▶ _SUPPLIED ENTRIES_:
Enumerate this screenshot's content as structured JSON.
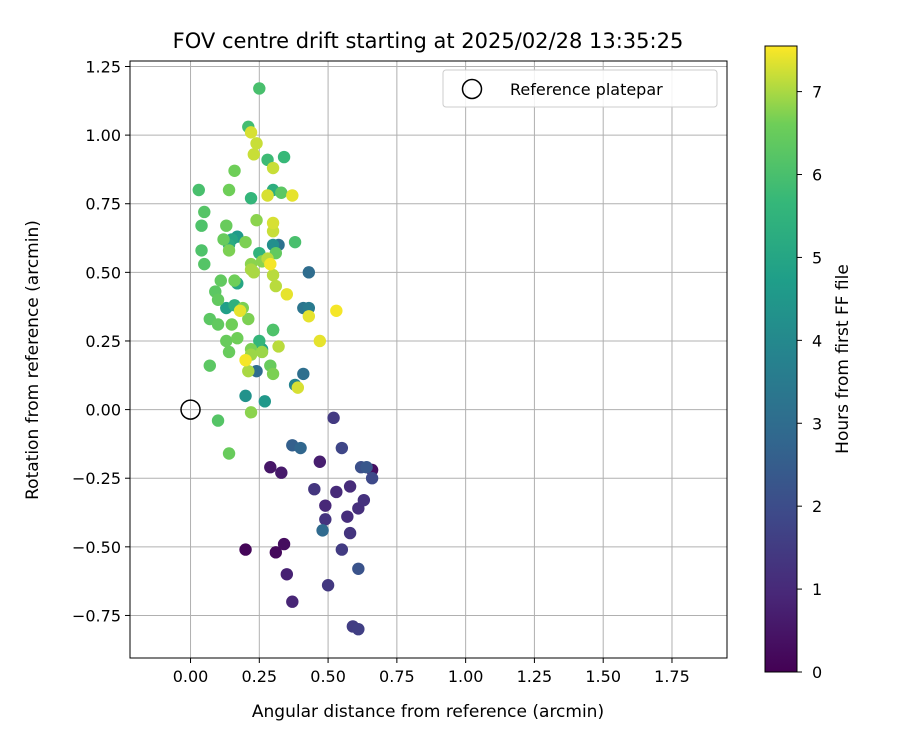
{
  "chart_data": {
    "type": "scatter",
    "title": "FOV centre drift starting at 2025/02/28 13:35:25",
    "xlabel": "Angular distance from reference (arcmin)",
    "ylabel": "Rotation from reference (arcmin)",
    "xlim": [
      -0.22,
      1.95
    ],
    "ylim": [
      -0.905,
      1.27
    ],
    "xticks": [
      "0.00",
      "0.25",
      "0.50",
      "0.75",
      "1.00",
      "1.25",
      "1.50",
      "1.75"
    ],
    "xtick_values": [
      0,
      0.25,
      0.5,
      0.75,
      1.0,
      1.25,
      1.5,
      1.75
    ],
    "yticks": [
      "−0.75",
      "−0.50",
      "−0.25",
      "0.00",
      "0.25",
      "0.50",
      "0.75",
      "1.00",
      "1.25"
    ],
    "ytick_values": [
      -0.75,
      -0.5,
      -0.25,
      0,
      0.25,
      0.5,
      0.75,
      1.0,
      1.25
    ],
    "grid": true,
    "legend": {
      "position": "top-right",
      "entries": [
        "Reference platepar"
      ]
    },
    "reference_point": {
      "x": 0.0,
      "y": 0.0
    },
    "colorbar": {
      "label": "Hours from first FF file",
      "min": 0,
      "max": 7.55,
      "ticks": [
        "0",
        "1",
        "2",
        "3",
        "4",
        "5",
        "6",
        "7"
      ],
      "tick_values": [
        0,
        1,
        2,
        3,
        4,
        5,
        6,
        7
      ],
      "colormap": "viridis"
    },
    "points": [
      [
        0.2,
        -0.51,
        0.1
      ],
      [
        0.31,
        -0.52,
        0.2
      ],
      [
        0.34,
        -0.49,
        0.3
      ],
      [
        0.66,
        -0.22,
        0.35
      ],
      [
        0.29,
        -0.21,
        0.5
      ],
      [
        0.33,
        -0.23,
        0.6
      ],
      [
        0.47,
        -0.19,
        0.7
      ],
      [
        0.35,
        -0.6,
        0.8
      ],
      [
        0.37,
        -0.7,
        0.9
      ],
      [
        0.49,
        -0.35,
        0.95
      ],
      [
        0.53,
        -0.3,
        1.0
      ],
      [
        0.58,
        -0.28,
        1.05
      ],
      [
        0.57,
        -0.39,
        1.1
      ],
      [
        0.61,
        -0.36,
        1.15
      ],
      [
        0.63,
        -0.33,
        1.2
      ],
      [
        0.49,
        -0.4,
        1.25
      ],
      [
        0.58,
        -0.45,
        1.3
      ],
      [
        0.45,
        -0.29,
        1.35
      ],
      [
        0.5,
        -0.64,
        1.4
      ],
      [
        0.52,
        -0.03,
        1.45
      ],
      [
        0.55,
        -0.51,
        1.5
      ],
      [
        0.59,
        -0.79,
        1.55
      ],
      [
        0.61,
        -0.8,
        1.6
      ],
      [
        0.55,
        -0.14,
        1.8
      ],
      [
        0.66,
        -0.25,
        1.9
      ],
      [
        0.62,
        -0.21,
        2.1
      ],
      [
        0.61,
        -0.58,
        2.2
      ],
      [
        0.64,
        -0.21,
        2.3
      ],
      [
        0.37,
        -0.13,
        2.6
      ],
      [
        0.4,
        -0.14,
        2.8
      ],
      [
        0.48,
        -0.44,
        2.9
      ],
      [
        0.43,
        0.5,
        3.0
      ],
      [
        0.24,
        0.14,
        3.0
      ],
      [
        0.41,
        0.13,
        3.1
      ],
      [
        0.32,
        0.6,
        3.2
      ],
      [
        0.41,
        0.37,
        3.3
      ],
      [
        0.43,
        0.37,
        3.5
      ],
      [
        0.38,
        0.09,
        3.8
      ],
      [
        0.3,
        0.6,
        4.2
      ],
      [
        0.2,
        0.05,
        4.3
      ],
      [
        0.27,
        0.03,
        4.5
      ],
      [
        0.17,
        0.63,
        4.6
      ],
      [
        0.3,
        0.29,
        4.7
      ],
      [
        0.13,
        0.37,
        4.8
      ],
      [
        0.26,
        0.22,
        4.9
      ],
      [
        0.15,
        0.62,
        5.0
      ],
      [
        0.17,
        0.46,
        5.0
      ],
      [
        0.14,
        0.6,
        5.2
      ],
      [
        0.3,
        0.8,
        5.3
      ],
      [
        0.16,
        0.38,
        5.4
      ],
      [
        0.25,
        0.57,
        5.5
      ],
      [
        0.22,
        0.77,
        5.6
      ],
      [
        0.25,
        0.25,
        5.6
      ],
      [
        0.34,
        0.92,
        5.7
      ],
      [
        0.28,
        0.91,
        5.8
      ],
      [
        0.21,
        1.03,
        5.9
      ],
      [
        0.25,
        1.17,
        6.0
      ],
      [
        0.03,
        0.8,
        6.0
      ],
      [
        0.04,
        0.58,
        6.1
      ],
      [
        0.04,
        0.67,
        6.1
      ],
      [
        0.05,
        0.72,
        6.2
      ],
      [
        0.05,
        0.53,
        6.2
      ],
      [
        0.07,
        0.33,
        6.3
      ],
      [
        0.07,
        0.16,
        6.3
      ],
      [
        0.09,
        0.43,
        6.3
      ],
      [
        0.1,
        0.4,
        6.4
      ],
      [
        0.1,
        0.31,
        6.4
      ],
      [
        0.11,
        0.47,
        6.4
      ],
      [
        0.12,
        0.62,
        6.5
      ],
      [
        0.13,
        0.67,
        6.5
      ],
      [
        0.13,
        0.25,
        6.5
      ],
      [
        0.14,
        0.21,
        6.5
      ],
      [
        0.15,
        0.31,
        6.6
      ],
      [
        0.16,
        0.87,
        6.6
      ],
      [
        0.16,
        0.47,
        6.6
      ],
      [
        0.17,
        0.26,
        6.6
      ],
      [
        0.19,
        0.37,
        6.7
      ],
      [
        0.2,
        0.61,
        6.7
      ],
      [
        0.21,
        0.33,
        6.7
      ],
      [
        0.22,
        0.22,
        6.7
      ],
      [
        0.22,
        -0.01,
        6.8
      ],
      [
        0.1,
        -0.04,
        6.2
      ],
      [
        0.14,
        -0.16,
        6.5
      ],
      [
        0.14,
        0.8,
        6.6
      ],
      [
        0.14,
        0.58,
        6.7
      ],
      [
        0.22,
        0.53,
        6.8
      ],
      [
        0.24,
        0.69,
        6.8
      ],
      [
        0.26,
        0.54,
        6.8
      ],
      [
        0.29,
        0.16,
        6.5
      ],
      [
        0.3,
        0.13,
        6.7
      ],
      [
        0.31,
        0.57,
        6.4
      ],
      [
        0.33,
        0.79,
        6.3
      ],
      [
        0.38,
        0.61,
        6.0
      ],
      [
        0.3,
        0.29,
        6.1
      ],
      [
        0.22,
        0.2,
        6.9
      ],
      [
        0.26,
        0.21,
        6.9
      ],
      [
        0.21,
        0.14,
        7.0
      ],
      [
        0.22,
        0.51,
        7.0
      ],
      [
        0.23,
        0.5,
        7.0
      ],
      [
        0.28,
        0.55,
        7.1
      ],
      [
        0.3,
        0.49,
        7.1
      ],
      [
        0.31,
        0.45,
        7.1
      ],
      [
        0.32,
        0.23,
        7.1
      ],
      [
        0.23,
        0.93,
        7.2
      ],
      [
        0.24,
        0.97,
        7.2
      ],
      [
        0.3,
        0.88,
        7.2
      ],
      [
        0.3,
        0.65,
        7.2
      ],
      [
        0.3,
        0.68,
        7.3
      ],
      [
        0.22,
        1.01,
        7.3
      ],
      [
        0.28,
        0.78,
        7.3
      ],
      [
        0.37,
        0.78,
        7.4
      ],
      [
        0.35,
        0.42,
        7.4
      ],
      [
        0.39,
        0.08,
        7.3
      ],
      [
        0.43,
        0.34,
        7.4
      ],
      [
        0.47,
        0.25,
        7.4
      ],
      [
        0.53,
        0.36,
        7.5
      ],
      [
        0.18,
        0.36,
        7.4
      ],
      [
        0.29,
        0.53,
        7.5
      ],
      [
        0.2,
        0.18,
        7.5
      ]
    ]
  }
}
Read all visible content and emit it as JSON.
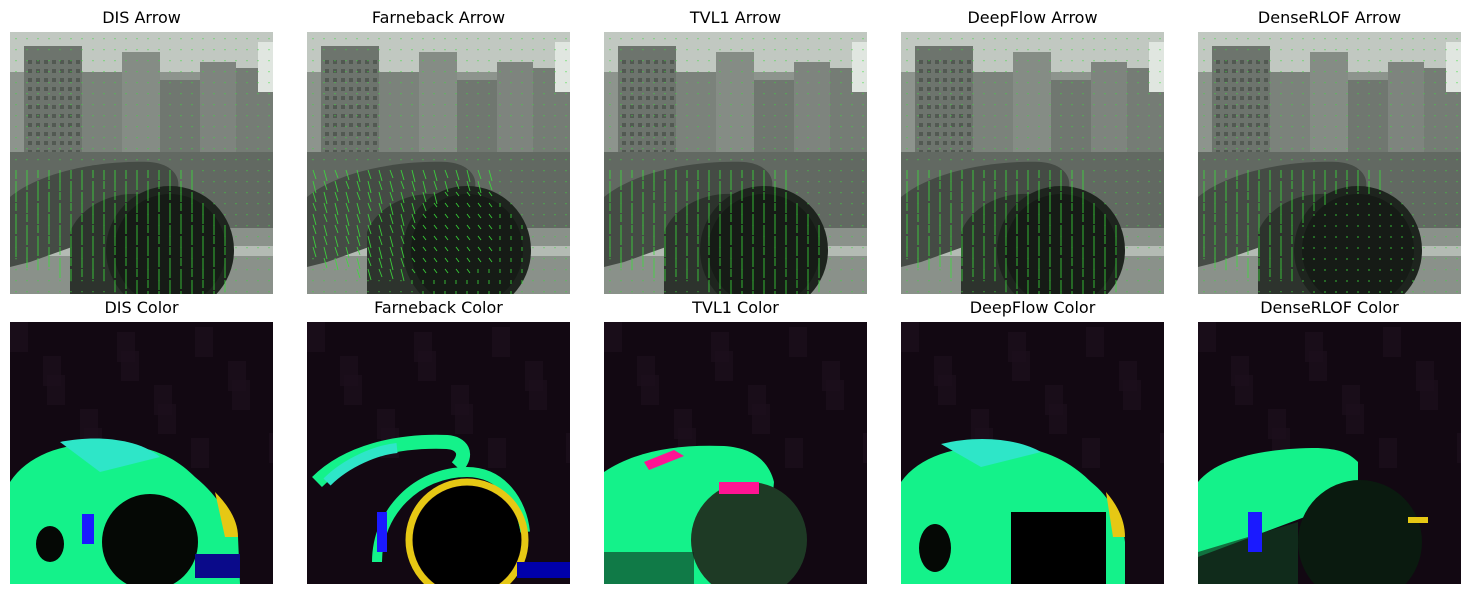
{
  "figure": {
    "rows": [
      {
        "kind": "arrow",
        "panels": [
          {
            "title": "DIS Arrow",
            "method": "dis"
          },
          {
            "title": "Farneback Arrow",
            "method": "farneback"
          },
          {
            "title": "TVL1 Arrow",
            "method": "tvl1"
          },
          {
            "title": "DeepFlow Arrow",
            "method": "deepflow"
          },
          {
            "title": "DenseRLOF Arrow",
            "method": "denserlof"
          }
        ]
      },
      {
        "kind": "color",
        "panels": [
          {
            "title": "DIS Color",
            "method": "dis"
          },
          {
            "title": "Farneback Color",
            "method": "farneback"
          },
          {
            "title": "TVL1 Color",
            "method": "tvl1"
          },
          {
            "title": "DeepFlow Color",
            "method": "deepflow"
          },
          {
            "title": "DenseRLOF Color",
            "method": "denserlof"
          }
        ]
      }
    ],
    "colors": {
      "arrow_color": "#3cdc3c",
      "flow_main": "#14f28a",
      "flow_cyan": "#2ee6c8",
      "flow_blue": "#1a1aff",
      "flow_yellow": "#e6c814",
      "flow_magenta": "#ff1493",
      "flow_background": "#120812"
    }
  }
}
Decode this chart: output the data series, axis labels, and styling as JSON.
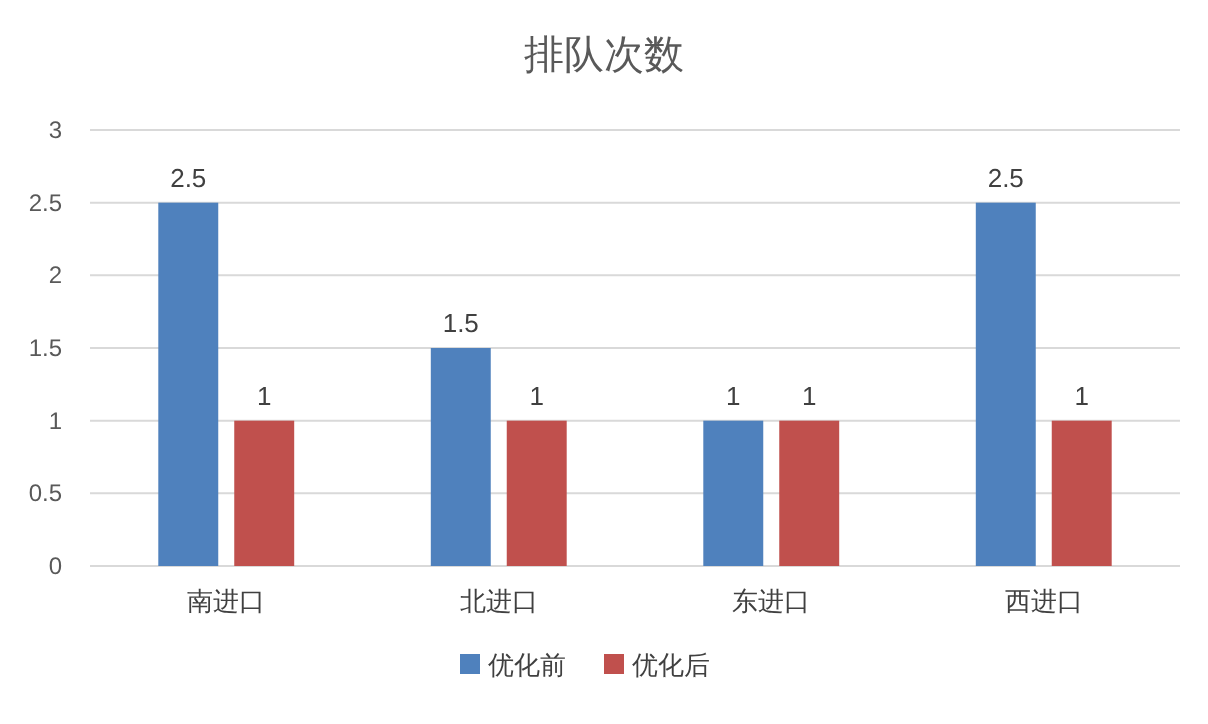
{
  "chart_data": {
    "type": "bar",
    "title": "排队次数",
    "categories": [
      "南进口",
      "北进口",
      "东进口",
      "西进口"
    ],
    "series": [
      {
        "name": "优化前",
        "color": "#4f81bd",
        "values": [
          2.5,
          1.5,
          1,
          2.5
        ]
      },
      {
        "name": "优化后",
        "color": "#c0504d",
        "values": [
          1,
          1,
          1,
          1
        ]
      }
    ],
    "ylim": [
      0,
      3
    ],
    "yticks": [
      0,
      0.5,
      1,
      1.5,
      2,
      2.5,
      3
    ],
    "grid": "y",
    "legend": "bottom",
    "data_labels": true
  }
}
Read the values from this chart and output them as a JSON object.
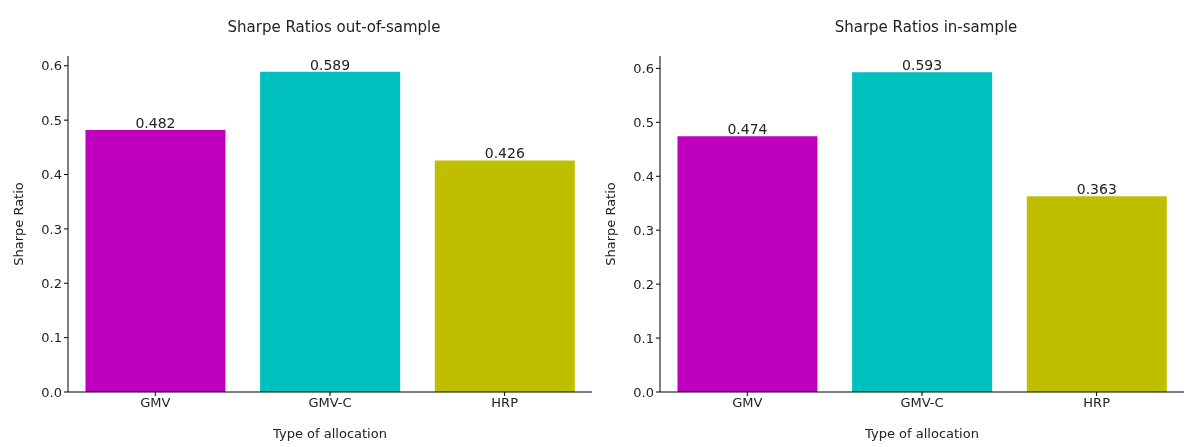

▶ _INSTRUCTIONS FOR THE TASK_: Copy each line of the records containing the string "arcmin".

▶ _EXERCISE ANSWER_:
    "xlabel": "Angular distance from reference (arcmin)",
    "ylabel": "Rotation from reference (arcmin)",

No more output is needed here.